The listing below must be repeated word for word, with its images excluded.

=-=-=

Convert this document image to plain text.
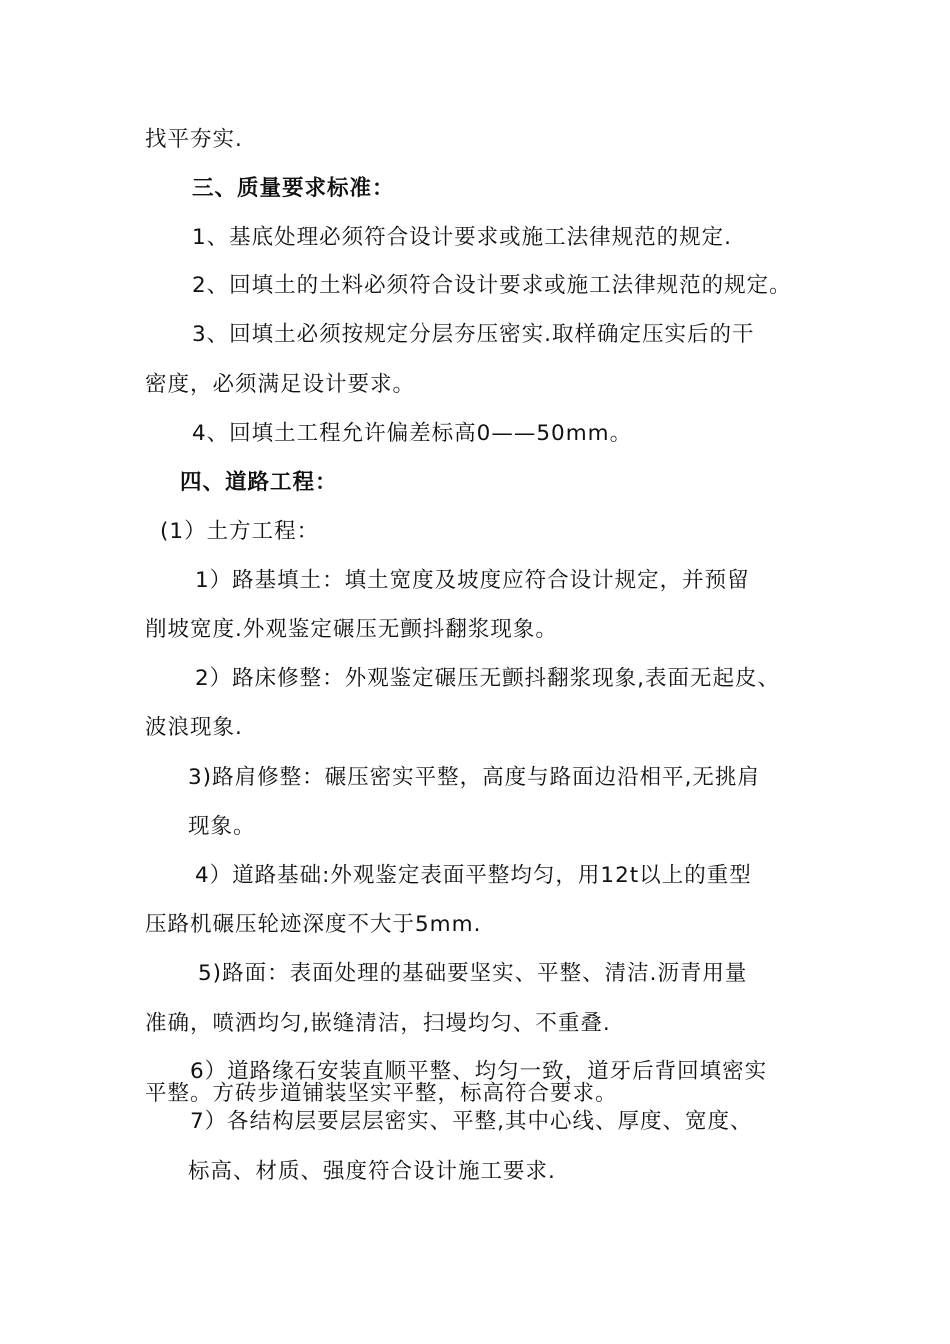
找平夯实.
三、质量要求标准：
1、基底处理必须符合设计要求或施工法律规范的规定.
2、回填土的土料必须符合设计要求或施工法律规范的规定。
3、回填土必须按规定分层夯压密实.取样确定压实后的干
密度，必须满足设计要求。
4、回填土工程允许偏差标高0——50mm。
四、道路工程：
(1）土方工程：
1）路基填土：填土宽度及坡度应符合设计规定，并预留
削坡宽度.外观鉴定碾压无颤抖翻浆现象。
2）路床修整：外观鉴定碾压无颤抖翻浆现象,表面无起皮、
波浪现象.
3)路肩修整：碾压密实平整，高度与路面边沿相平,无挑肩
现象。
4）道路基础:外观鉴定表面平整均匀，用12t以上的重型
压路机碾压轮迹深度不大于5mm.
5)路面：表面处理的基础要坚实、平整、清洁.沥青用量
准确，喷洒均匀,嵌缝清洁，扫墁均匀、不重叠.
6）道路缘石安装直顺平整、均匀一致，道牙后背回填密实
平整。方砖步道铺装坚实平整，标高符合要求。
7）各结构层要层层密实、平整,其中心线、厚度、宽度、
标高、材质、强度符合设计施工要求.
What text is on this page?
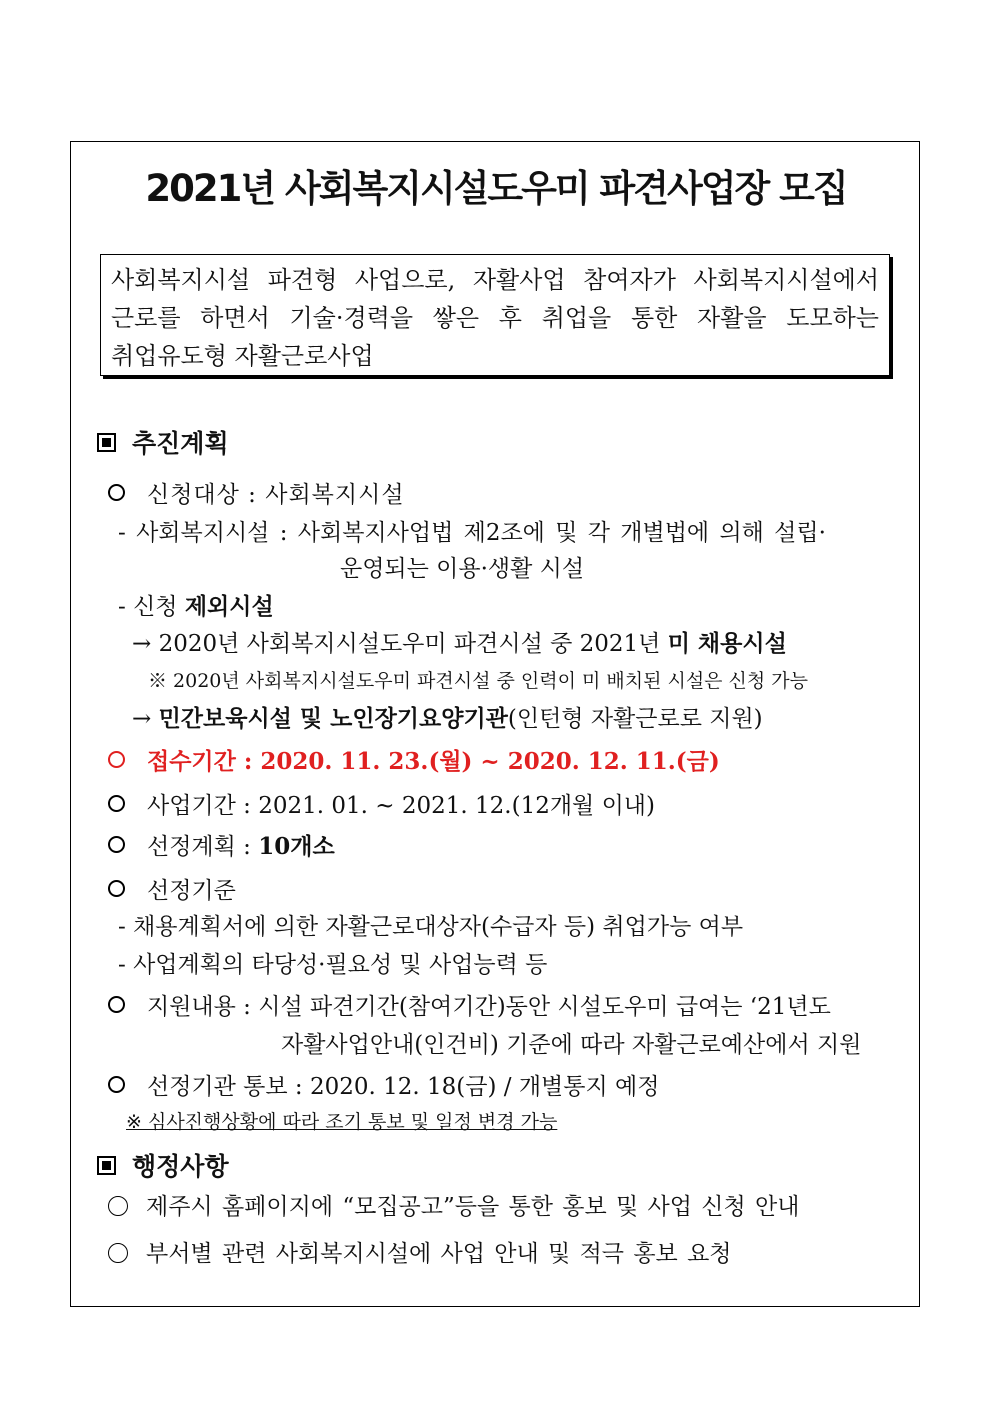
2021년 사회복지시설도우미 파견사업장 모집
사회복지시설 파견형 사업으로, 자활사업 참여자가 사회복지시설에서
근로를 하면서 기술·경력을 쌓은 후 취업을 통한 자활을 도모하는
취업유도형 자활근로사업
추진계획
신청대상 : 사회복지시설
- 사회복지시설 : 사회복지사업법 제2조에 및 각 개별법에 의해 설립·
운영되는 이용·생활 시설
- 신청 제외시설
→ 2020년 사회복지시설도우미 파견시설 중 2021년 미 채용시설
※ 2020년 사회복지시설도우미 파견시설 중 인력이 미 배치된 시설은 신청 가능
→ 민간보육시설 및 노인장기요양기관(인턴형 자활근로로 지원)
접수기간 : 2020. 11. 23.(월) ~ 2020. 12. 11.(금)
사업기간 : 2021. 01. ~ 2021. 12.(12개월 이내)
선정계획 : 10개소
선정기준
- 채용계획서에 의한 자활근로대상자(수급자 등) 취업가능 여부
- 사업계획의 타당성·필요성 및 사업능력 등
지원내용 : 시설 파견기간(참여기간)동안 시설도우미 급여는 ‘21년도
자활사업안내(인건비) 기준에 따라 자활근로예산에서 지원
선정기관 통보 : 2020. 12. 18(금) / 개별통지 예정
※ 심사진행상황에 따라 조기 통보 및 일정 변경 가능
행정사항
제주시 홈페이지에 “모집공고”등을 통한 홍보 및 사업 신청 안내
부서별 관련 사회복지시설에 사업 안내 및 적극 홍보 요청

=-=-=

◆ **The output**:
Convert this document image to plain text.
找平夯实.
三、质量要求标准：
1、基底处理必须符合设计要求或施工法律规范的规定.
2、回填土的土料必须符合设计要求或施工法律规范的规定。
3、回填土必须按规定分层夯压密实.取样确定压实后的干
密度，必须满足设计要求。
4、回填土工程允许偏差标高0——50mm。
四、道路工程：
(1）土方工程：
1）路基填土：填土宽度及坡度应符合设计规定，并预留
削坡宽度.外观鉴定碾压无颤抖翻浆现象。
2）路床修整：外观鉴定碾压无颤抖翻浆现象,表面无起皮、
波浪现象.
3)路肩修整：碾压密实平整，高度与路面边沿相平,无挑肩
现象。
4）道路基础:外观鉴定表面平整均匀，用12t以上的重型
压路机碾压轮迹深度不大于5mm.
5)路面：表面处理的基础要坚实、平整、清洁.沥青用量
准确，喷洒均匀,嵌缝清洁，扫墁均匀、不重叠.
6）道路缘石安装直顺平整、均匀一致，道牙后背回填密实
平整。方砖步道铺装坚实平整，标高符合要求。
7）各结构层要层层密实、平整,其中心线、厚度、宽度、
标高、材质、强度符合设计施工要求.
What text is on this page?
2021년 사회복지시설도우미 파견사업장 모집
사회복지시설 파견형 사업으로, 자활사업 참여자가 사회복지시설에서
근로를 하면서 기술·경력을 쌓은 후 취업을 통한 자활을 도모하는
취업유도형 자활근로사업
추진계획
신청대상 : 사회복지시설
- 사회복지시설 : 사회복지사업법 제2조에 및 각 개별법에 의해 설립·
운영되는 이용·생활 시설
- 신청 제외시설
→ 2020년 사회복지시설도우미 파견시설 중 2021년 미 채용시설
※ 2020년 사회복지시설도우미 파견시설 중 인력이 미 배치된 시설은 신청 가능
→ 민간보육시설 및 노인장기요양기관(인턴형 자활근로로 지원)
접수기간 : 2020. 11. 23.(월) ~ 2020. 12. 11.(금)
사업기간 : 2021. 01. ~ 2021. 12.(12개월 이내)
선정계획 : 10개소
선정기준
- 채용계획서에 의한 자활근로대상자(수급자 등) 취업가능 여부
- 사업계획의 타당성·필요성 및 사업능력 등
지원내용 : 시설 파견기간(참여기간)동안 시설도우미 급여는 ‘21년도
자활사업안내(인건비) 기준에 따라 자활근로예산에서 지원
선정기관 통보 : 2020. 12. 18(금) / 개별통지 예정
※ 심사진행상황에 따라 조기 통보 및 일정 변경 가능
행정사항
제주시 홈페이지에 “모집공고”등을 통한 홍보 및 사업 신청 안내
부서별 관련 사회복지시설에 사업 안내 및 적극 홍보 요청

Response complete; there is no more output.